▶ [练习题目]:
(a) 将选段中以"从北京到上海"开头的段落改写得更为简洁，保留其主要事实。
(b) 列出选段代码中出现的全部数据列名。
(c) 用两句话概括选段的内容。

----- 选段 -----

百度地图api的出行数据有一个小问题,就是它的换乘太多了
从北京到上海是一条线路,远一点到广州就需要换乘了,这要就需要两条数据记录
这样统计的话就很麻烦,旅途时间和终点站都不统一
用pandas来整合一下
import pandas as pd
from sqlalchemy import create_engine
engine = create_engine('mysql+pymysql://root:123@localhost/baidutraffice')
需要的库和MySQL的连接
分析一下数据
如果不需要换乘,那么在journey_number相同的情况下,一个route_number对应一条线路
我们可以先把数据分成不换乘和换乘两部分
df = pd.read_sql('select * from journeys', engine)
#df1需要换乘
df1 = df[((df['journey_number'] == df['journey_number'].shift(1))
& (df['route_number'] == df['route_number'].shift(1)))
| ((df['journey_number'] == df['journey_number'].shift(-1)) &
(df['route_number'] == df['route_number'].shift(-1)))]
#df2不需换乘
df2 = df[((df['route_number'] != df['route_number'].shift(1))
& (df['route_number'] != df['route_number'].shift(-1)))
]
然后单独处理换乘部分
df3 = df1[df1['route_number'] == df1['route_number'].shift(-1)]
df3['The_duration'] = df1[df1['route_number'].shift(-1) == df1['route_number']].loc['The_duration'] = df1['The_duration'] + df1['The_duration'].shift(-1)
df3['vehicle_name'] = df1[df1['route_number'].shift(-1) == df1['route_number']].loc['vehicle_name'] = df1[
'vehicle_name'] + ',' + df1['vehicle_name'].shift( -1)
df3['arrive_station_name'] = df1[df1['route_number'].shift(-1) == df1['route_number']].loc['arrive_station_name'] = df1[
'arrive_station_name'].shift(-1)
df3['arrive_time'] = df1[df1['route_number'].shift(-1) == df1['route_number']].loc['arrive_time'] = df1[
'arrive_time'].shift(-1)
把时间,车名和终点站有机整合一下,最后合并保存
DF = pd.concat([df2, df3])
DF.to_sql(name='journeys_modify', con=engine, if_exists='replace', index=False)
这样就方便多了

----- 所给数据 -----

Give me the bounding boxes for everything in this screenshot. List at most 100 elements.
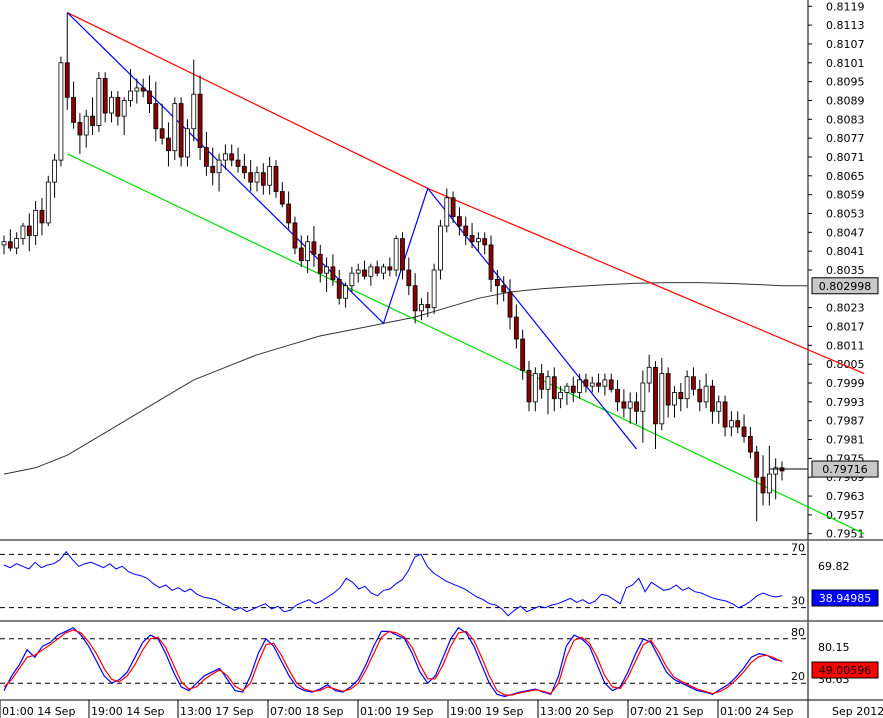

-----

▶ [参考答案]:
(a) 北京到上海只有一条线路；去较远的广州需要换乘，因此要用两条数据记录。

(b) journey_number、route_number、The_duration、vehicle_name、arrive_station_name、arrive_time

(c) 百度地图API的出行数据换乘过多，较远的行程需要多条数据记录，导致旅途时间和终点站不统一，统计起来很麻烦。选段借助pandas先将数据分为不换乘和换乘两部分，再对换乘部分整合时间、车名和终点站，最后将两部分合并并保存到MySQL。